(Stored items)
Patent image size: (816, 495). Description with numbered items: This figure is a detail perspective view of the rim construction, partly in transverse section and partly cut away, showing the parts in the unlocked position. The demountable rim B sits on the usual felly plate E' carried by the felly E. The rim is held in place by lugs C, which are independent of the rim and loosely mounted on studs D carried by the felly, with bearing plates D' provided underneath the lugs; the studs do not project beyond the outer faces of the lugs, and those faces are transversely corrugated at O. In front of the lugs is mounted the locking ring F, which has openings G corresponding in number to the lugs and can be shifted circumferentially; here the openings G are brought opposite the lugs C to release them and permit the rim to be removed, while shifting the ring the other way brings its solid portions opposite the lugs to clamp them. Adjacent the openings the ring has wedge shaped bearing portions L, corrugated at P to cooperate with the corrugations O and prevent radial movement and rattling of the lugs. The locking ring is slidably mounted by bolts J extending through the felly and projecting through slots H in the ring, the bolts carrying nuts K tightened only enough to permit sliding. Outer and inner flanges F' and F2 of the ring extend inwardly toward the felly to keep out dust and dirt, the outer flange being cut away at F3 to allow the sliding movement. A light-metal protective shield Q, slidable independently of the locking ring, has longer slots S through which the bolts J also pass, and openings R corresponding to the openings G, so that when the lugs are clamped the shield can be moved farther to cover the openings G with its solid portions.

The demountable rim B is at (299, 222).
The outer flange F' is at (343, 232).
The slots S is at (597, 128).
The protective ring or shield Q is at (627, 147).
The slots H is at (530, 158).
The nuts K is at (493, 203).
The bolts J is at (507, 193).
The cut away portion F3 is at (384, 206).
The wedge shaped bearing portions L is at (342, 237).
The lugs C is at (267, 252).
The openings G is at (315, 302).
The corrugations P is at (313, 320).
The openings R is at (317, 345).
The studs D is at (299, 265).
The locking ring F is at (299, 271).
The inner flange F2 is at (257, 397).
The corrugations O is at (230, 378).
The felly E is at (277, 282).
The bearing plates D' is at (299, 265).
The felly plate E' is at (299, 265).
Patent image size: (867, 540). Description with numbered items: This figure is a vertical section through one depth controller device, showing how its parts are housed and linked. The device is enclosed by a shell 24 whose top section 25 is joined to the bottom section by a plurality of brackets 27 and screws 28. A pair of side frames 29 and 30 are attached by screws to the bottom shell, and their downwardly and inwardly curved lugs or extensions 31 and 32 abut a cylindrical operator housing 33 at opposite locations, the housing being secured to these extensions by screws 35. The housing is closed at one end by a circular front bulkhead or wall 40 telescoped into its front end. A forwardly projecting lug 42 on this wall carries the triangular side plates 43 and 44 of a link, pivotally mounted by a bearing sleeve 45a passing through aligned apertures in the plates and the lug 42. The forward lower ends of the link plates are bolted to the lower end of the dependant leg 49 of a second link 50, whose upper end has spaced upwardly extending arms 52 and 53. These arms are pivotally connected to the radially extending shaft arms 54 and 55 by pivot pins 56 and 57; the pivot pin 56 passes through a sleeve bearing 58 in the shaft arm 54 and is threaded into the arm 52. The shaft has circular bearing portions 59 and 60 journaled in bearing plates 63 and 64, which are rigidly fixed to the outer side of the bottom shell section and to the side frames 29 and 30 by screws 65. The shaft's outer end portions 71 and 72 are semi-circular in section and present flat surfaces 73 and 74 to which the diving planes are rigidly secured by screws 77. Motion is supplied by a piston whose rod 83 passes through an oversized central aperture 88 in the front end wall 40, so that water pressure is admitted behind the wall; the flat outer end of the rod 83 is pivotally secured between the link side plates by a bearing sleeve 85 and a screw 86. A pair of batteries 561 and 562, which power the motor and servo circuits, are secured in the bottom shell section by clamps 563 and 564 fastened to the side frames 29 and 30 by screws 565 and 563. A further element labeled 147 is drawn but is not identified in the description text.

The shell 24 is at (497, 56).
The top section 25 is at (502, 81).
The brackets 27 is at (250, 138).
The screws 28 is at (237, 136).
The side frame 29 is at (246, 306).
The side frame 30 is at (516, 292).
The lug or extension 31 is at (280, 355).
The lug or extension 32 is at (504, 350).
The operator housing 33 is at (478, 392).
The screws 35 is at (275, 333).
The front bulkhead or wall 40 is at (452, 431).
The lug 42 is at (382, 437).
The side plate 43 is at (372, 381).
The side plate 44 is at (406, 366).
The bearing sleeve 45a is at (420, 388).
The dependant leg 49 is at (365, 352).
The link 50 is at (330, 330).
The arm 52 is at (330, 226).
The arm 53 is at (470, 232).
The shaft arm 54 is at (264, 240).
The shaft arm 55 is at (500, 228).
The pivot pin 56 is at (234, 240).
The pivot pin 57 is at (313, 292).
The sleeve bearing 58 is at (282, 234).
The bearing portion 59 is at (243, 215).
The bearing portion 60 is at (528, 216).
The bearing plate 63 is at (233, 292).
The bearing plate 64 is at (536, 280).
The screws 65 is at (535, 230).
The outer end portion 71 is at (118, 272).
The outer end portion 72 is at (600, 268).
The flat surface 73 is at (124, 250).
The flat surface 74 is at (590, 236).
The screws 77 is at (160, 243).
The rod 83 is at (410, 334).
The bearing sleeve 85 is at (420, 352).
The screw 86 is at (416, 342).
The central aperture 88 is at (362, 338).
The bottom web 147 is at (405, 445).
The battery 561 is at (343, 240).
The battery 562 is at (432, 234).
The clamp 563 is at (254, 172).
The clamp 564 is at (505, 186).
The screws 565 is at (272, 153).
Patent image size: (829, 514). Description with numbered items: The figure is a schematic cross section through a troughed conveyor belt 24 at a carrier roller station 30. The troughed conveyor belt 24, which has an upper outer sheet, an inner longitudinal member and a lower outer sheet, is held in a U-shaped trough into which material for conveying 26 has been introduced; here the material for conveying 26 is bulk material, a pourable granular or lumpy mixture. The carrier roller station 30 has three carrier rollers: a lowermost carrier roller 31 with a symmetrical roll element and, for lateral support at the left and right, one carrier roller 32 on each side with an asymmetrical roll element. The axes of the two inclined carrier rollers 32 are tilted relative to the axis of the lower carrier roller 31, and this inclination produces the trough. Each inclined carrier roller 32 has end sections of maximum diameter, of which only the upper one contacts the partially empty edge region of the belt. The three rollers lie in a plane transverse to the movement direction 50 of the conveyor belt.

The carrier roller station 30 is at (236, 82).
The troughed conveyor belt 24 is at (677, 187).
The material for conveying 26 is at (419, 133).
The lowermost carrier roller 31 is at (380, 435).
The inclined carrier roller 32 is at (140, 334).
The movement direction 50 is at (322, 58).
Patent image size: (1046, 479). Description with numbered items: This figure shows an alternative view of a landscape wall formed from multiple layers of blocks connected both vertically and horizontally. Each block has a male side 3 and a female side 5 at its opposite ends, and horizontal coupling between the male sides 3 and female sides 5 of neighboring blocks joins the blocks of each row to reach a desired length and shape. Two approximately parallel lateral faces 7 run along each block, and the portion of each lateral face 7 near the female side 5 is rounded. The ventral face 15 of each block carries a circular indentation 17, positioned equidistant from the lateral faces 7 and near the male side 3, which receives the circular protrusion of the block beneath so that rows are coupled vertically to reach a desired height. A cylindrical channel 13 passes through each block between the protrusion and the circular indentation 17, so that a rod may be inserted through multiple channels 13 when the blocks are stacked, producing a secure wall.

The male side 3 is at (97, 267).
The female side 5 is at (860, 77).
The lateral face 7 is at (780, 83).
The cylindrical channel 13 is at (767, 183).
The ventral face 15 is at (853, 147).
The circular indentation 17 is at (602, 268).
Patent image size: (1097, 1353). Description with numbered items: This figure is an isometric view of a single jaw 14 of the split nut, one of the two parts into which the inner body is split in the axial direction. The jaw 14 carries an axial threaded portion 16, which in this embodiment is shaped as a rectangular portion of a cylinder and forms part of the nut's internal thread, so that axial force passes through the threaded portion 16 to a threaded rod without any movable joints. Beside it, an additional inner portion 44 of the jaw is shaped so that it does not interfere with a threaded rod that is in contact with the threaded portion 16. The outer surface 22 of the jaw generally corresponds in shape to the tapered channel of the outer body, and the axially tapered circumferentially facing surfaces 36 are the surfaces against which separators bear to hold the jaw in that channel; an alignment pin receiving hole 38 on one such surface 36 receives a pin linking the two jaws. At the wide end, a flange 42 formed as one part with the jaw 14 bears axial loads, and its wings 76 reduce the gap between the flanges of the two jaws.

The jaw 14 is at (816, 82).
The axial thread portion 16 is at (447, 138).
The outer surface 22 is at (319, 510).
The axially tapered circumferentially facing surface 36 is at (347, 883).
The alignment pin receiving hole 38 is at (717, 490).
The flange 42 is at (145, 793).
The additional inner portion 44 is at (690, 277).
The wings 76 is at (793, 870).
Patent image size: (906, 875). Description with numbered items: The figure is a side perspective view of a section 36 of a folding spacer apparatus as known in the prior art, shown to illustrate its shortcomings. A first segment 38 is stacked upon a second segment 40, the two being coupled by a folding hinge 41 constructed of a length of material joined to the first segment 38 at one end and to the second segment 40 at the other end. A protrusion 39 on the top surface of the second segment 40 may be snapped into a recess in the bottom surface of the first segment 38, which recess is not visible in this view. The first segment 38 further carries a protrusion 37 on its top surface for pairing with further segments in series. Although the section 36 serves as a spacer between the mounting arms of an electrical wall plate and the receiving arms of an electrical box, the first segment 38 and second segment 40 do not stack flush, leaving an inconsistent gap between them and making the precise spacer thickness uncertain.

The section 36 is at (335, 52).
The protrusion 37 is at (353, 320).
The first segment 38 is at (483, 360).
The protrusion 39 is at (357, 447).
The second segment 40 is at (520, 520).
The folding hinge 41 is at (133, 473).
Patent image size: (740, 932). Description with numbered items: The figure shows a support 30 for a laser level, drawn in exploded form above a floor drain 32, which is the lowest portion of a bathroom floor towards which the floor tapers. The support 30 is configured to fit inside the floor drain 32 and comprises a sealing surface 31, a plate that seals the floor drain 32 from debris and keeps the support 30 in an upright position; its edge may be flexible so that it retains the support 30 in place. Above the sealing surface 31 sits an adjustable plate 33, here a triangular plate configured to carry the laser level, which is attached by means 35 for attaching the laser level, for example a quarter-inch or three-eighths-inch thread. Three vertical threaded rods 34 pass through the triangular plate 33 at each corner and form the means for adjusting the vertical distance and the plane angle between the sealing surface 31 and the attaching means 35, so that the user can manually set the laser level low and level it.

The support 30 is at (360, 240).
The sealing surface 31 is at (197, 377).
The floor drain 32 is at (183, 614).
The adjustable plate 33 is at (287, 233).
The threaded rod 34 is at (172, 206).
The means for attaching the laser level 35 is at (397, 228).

Stated exercise: Rewrite the part that opens with the line containing "Patent image size: (1046, 479)." and closes with the line containing "The circular indentation 17 is at (602, 268).", changing "landscape wall" to "garden wall" and keeping everything else the same.

Exercise response:
Patent image size: (1046, 479). Description with numbered items: This figure shows an alternative view of a garden wall formed from multiple layers of blocks connected both vertically and horizontally. Each block has a male side 3 and a female side 5 at its opposite ends, and horizontal coupling between the male sides 3 and female sides 5 of neighboring blocks joins the blocks of each row to reach a desired length and shape. Two approximately parallel lateral faces 7 run along each block, and the portion of each lateral face 7 near the female side 5 is rounded. The ventral face 15 of each block carries a circular indentation 17, positioned equidistant from the lateral faces 7 and near the male side 3, which receives the circular protrusion of the block beneath so that rows are coupled vertically to reach a desired height. A cylindrical channel 13 passes through each block between the protrusion and the circular indentation 17, so that a rod may be inserted through multiple channels 13 when the blocks are stacked, producing a secure wall.

The male side 3 is at (97, 267).
The female side 5 is at (860, 77).
The lateral face 7 is at (780, 83).
The cylindrical channel 13 is at (767, 183).
The ventral face 15 is at (853, 147).
The circular indentation 17 is at (602, 268).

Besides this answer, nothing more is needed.